::: Entries supplied

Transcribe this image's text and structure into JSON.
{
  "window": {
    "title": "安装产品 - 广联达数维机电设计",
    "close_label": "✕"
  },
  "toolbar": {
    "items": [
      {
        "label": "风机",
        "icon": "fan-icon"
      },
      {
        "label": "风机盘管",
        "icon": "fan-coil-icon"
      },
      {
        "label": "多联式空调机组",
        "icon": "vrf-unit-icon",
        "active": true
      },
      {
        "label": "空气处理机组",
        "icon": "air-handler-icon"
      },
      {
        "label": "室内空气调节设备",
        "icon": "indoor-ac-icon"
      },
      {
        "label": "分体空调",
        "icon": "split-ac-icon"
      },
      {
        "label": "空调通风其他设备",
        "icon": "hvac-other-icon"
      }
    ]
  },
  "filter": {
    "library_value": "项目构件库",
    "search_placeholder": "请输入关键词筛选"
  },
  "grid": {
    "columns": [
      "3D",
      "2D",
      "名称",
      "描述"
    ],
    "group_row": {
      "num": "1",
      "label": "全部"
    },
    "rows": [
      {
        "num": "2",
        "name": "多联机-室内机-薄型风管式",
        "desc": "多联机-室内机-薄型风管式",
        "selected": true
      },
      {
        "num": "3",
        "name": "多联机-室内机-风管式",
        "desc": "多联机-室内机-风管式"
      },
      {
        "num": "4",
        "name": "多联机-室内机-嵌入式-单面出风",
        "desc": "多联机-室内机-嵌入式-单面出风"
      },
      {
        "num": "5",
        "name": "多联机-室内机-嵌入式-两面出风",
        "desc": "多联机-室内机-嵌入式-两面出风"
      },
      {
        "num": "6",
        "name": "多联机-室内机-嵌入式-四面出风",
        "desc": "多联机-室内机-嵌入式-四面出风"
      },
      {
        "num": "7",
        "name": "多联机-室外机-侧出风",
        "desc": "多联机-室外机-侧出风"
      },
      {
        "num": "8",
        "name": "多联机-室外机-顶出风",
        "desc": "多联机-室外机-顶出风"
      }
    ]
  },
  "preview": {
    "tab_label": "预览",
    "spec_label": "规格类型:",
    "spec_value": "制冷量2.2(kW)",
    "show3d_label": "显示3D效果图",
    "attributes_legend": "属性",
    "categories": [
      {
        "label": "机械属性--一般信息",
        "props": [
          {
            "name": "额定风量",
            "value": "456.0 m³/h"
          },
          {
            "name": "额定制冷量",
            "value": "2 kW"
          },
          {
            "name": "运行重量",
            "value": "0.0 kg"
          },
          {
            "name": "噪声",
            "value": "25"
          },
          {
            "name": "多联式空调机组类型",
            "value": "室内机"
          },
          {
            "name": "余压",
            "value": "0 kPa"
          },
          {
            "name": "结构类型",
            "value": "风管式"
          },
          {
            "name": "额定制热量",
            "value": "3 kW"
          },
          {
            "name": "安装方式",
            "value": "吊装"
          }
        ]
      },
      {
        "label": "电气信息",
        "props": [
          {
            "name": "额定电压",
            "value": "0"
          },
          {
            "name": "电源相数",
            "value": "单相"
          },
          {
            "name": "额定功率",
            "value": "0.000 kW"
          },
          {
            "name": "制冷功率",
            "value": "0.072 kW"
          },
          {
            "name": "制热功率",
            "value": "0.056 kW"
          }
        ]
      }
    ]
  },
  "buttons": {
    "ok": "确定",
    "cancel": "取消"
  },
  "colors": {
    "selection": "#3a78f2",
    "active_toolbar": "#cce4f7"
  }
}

::::::

■ Given exercise:
Please repeat all the records above exactly as they appear.

■ The completed task:
Transcribe this image's text and structure into JSON.
{
  "window": {
    "title": "安装产品 - 广联达数维机电设计",
    "close_label": "✕"
  },
  "toolbar": {
    "items": [
      {
        "label": "风机",
        "icon": "fan-icon"
      },
      {
        "label": "风机盘管",
        "icon": "fan-coil-icon"
      },
      {
        "label": "多联式空调机组",
        "icon": "vrf-unit-icon",
        "active": true
      },
      {
        "label": "空气处理机组",
        "icon": "air-handler-icon"
      },
      {
        "label": "室内空气调节设备",
        "icon": "indoor-ac-icon"
      },
      {
        "label": "分体空调",
        "icon": "split-ac-icon"
      },
      {
        "label": "空调通风其他设备",
        "icon": "hvac-other-icon"
      }
    ]
  },
  "filter": {
    "library_value": "项目构件库",
    "search_placeholder": "请输入关键词筛选"
  },
  "grid": {
    "columns": [
      "3D",
      "2D",
      "名称",
      "描述"
    ],
    "group_row": {
      "num": "1",
      "label": "全部"
    },
    "rows": [
      {
        "num": "2",
        "name": "多联机-室内机-薄型风管式",
        "desc": "多联机-室内机-薄型风管式",
        "selected": true
      },
      {
        "num": "3",
        "name": "多联机-室内机-风管式",
        "desc": "多联机-室内机-风管式"
      },
      {
        "num": "4",
        "name": "多联机-室内机-嵌入式-单面出风",
        "desc": "多联机-室内机-嵌入式-单面出风"
      },
      {
        "num": "5",
        "name": "多联机-室内机-嵌入式-两面出风",
        "desc": "多联机-室内机-嵌入式-两面出风"
      },
      {
        "num": "6",
        "name": "多联机-室内机-嵌入式-四面出风",
        "desc": "多联机-室内机-嵌入式-四面出风"
      },
      {
        "num": "7",
        "name": "多联机-室外机-侧出风",
        "desc": "多联机-室外机-侧出风"
      },
      {
        "num": "8",
        "name": "多联机-室外机-顶出风",
        "desc": "多联机-室外机-顶出风"
      }
    ]
  },
  "preview": {
    "tab_label": "预览",
    "spec_label": "规格类型:",
    "spec_value": "制冷量2.2(kW)",
    "show3d_label": "显示3D效果图",
    "attributes_legend": "属性",
    "categories": [
      {
        "label": "机械属性--一般信息",
        "props": [
          {
            "name": "额定风量",
            "value": "456.0 m³/h"
          },
          {
            "name": "额定制冷量",
            "value": "2 kW"
          },
          {
            "name": "运行重量",
            "value": "0.0 kg"
          },
          {
            "name": "噪声",
            "value": "25"
          },
          {
            "name": "多联式空调机组类型",
            "value": "室内机"
          },
          {
            "name": "余压",
            "value": "0 kPa"
          },
          {
            "name": "结构类型",
            "value": "风管式"
          },
          {
            "name": "额定制热量",
            "value": "3 kW"
          },
          {
            "name": "安装方式",
            "value": "吊装"
          }
        ]
      },
      {
        "label": "电气信息",
        "props": [
          {
            "name": "额定电压",
            "value": "0"
          },
          {
            "name": "电源相数",
            "value": "单相"
          },
          {
            "name": "额定功率",
            "value": "0.000 kW"
          },
          {
            "name": "制冷功率",
            "value": "0.072 kW"
          },
          {
            "name": "制热功率",
            "value": "0.056 kW"
          }
        ]
      }
    ]
  },
  "buttons": {
    "ok": "确定",
    "cancel": "取消"
  },
  "colors": {
    "selection": "#3a78f2",
    "active_toolbar": "#cce4f7"
  }
}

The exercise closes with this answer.